▶ [Prompt] Set down the items below exactly as they appear, starting from the first line and ending with the line that contains "nav-item[interactable]: Dashboard [24, 153, 199, 201]". Include both of those lines.

▶ [Given data]
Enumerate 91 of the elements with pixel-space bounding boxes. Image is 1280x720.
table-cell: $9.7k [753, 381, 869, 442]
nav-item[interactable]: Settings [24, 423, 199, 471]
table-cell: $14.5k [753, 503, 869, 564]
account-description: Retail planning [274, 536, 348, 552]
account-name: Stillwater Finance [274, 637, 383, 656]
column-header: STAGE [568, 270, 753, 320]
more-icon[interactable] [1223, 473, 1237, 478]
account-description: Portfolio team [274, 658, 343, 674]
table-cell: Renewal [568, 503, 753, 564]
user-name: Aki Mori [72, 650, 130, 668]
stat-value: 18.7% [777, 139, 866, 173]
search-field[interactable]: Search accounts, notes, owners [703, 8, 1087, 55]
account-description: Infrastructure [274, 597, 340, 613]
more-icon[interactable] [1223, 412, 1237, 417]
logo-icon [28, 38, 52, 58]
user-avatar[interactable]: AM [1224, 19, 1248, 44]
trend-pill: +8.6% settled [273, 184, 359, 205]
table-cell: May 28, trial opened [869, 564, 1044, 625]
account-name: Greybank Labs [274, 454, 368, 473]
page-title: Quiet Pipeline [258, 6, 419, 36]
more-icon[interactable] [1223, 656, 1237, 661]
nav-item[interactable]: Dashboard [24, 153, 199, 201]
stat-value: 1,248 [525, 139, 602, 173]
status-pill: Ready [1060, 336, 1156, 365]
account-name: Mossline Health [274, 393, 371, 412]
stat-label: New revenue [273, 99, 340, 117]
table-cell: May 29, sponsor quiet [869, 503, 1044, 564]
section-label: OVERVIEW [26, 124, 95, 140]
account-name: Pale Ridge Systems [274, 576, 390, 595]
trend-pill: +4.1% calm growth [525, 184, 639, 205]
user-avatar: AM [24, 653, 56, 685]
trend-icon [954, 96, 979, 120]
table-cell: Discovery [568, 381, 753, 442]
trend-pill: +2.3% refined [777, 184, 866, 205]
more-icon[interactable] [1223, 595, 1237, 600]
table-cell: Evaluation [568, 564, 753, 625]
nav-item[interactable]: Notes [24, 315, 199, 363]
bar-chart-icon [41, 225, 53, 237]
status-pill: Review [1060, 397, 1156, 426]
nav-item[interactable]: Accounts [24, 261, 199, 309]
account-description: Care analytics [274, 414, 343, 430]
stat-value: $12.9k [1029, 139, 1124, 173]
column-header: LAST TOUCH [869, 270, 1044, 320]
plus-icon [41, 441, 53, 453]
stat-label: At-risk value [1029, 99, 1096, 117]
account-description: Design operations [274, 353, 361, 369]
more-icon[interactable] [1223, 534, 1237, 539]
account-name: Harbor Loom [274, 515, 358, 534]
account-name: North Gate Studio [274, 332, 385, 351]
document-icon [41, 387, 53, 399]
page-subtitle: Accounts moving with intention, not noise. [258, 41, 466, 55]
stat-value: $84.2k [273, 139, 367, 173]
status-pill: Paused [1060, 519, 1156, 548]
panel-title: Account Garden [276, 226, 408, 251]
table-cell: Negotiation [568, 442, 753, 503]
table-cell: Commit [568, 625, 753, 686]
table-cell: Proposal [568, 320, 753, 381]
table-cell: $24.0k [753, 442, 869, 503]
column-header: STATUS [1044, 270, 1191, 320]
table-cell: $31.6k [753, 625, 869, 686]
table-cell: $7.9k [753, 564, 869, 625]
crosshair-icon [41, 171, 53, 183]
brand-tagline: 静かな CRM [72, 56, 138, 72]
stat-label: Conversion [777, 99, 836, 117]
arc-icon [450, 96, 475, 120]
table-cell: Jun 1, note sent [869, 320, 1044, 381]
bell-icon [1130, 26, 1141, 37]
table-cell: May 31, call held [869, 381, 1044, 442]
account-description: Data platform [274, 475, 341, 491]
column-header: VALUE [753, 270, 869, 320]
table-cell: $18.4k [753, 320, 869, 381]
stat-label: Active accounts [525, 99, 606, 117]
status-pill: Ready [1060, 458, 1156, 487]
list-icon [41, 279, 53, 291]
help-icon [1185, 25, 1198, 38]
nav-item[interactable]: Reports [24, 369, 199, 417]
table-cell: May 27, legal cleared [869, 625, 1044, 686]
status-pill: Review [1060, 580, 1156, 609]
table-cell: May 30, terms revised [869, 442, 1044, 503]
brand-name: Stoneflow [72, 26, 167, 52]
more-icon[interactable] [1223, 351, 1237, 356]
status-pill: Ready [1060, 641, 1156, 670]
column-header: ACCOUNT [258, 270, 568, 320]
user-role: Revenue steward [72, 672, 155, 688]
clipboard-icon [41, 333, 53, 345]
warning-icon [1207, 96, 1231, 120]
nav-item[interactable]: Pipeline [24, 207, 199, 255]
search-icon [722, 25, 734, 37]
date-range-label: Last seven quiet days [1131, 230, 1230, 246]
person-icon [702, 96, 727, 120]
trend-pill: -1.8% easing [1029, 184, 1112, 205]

▶ [Finished task]
Enumerate 91 of the elements with pixel-space bounding boxes. Image is 1280x720.
table-cell: $9.7k [753, 381, 869, 442]
nav-item[interactable]: Settings [24, 423, 199, 471]
table-cell: $14.5k [753, 503, 869, 564]
account-description: Retail planning [274, 536, 348, 552]
account-name: Stillwater Finance [274, 637, 383, 656]
column-header: STAGE [568, 270, 753, 320]
more-icon[interactable] [1223, 473, 1237, 478]
account-description: Portfolio team [274, 658, 343, 674]
table-cell: Renewal [568, 503, 753, 564]
user-name: Aki Mori [72, 650, 130, 668]
stat-value: 18.7% [777, 139, 866, 173]
search-field[interactable]: Search accounts, notes, owners [703, 8, 1087, 55]
account-description: Infrastructure [274, 597, 340, 613]
more-icon[interactable] [1223, 412, 1237, 417]
logo-icon [28, 38, 52, 58]
user-avatar[interactable]: AM [1224, 19, 1248, 44]
trend-pill: +8.6% settled [273, 184, 359, 205]
table-cell: May 28, trial opened [869, 564, 1044, 625]
account-name: Greybank Labs [274, 454, 368, 473]
page-title: Quiet Pipeline [258, 6, 419, 36]
more-icon[interactable] [1223, 656, 1237, 661]
nav-item[interactable]: Dashboard [24, 153, 199, 201]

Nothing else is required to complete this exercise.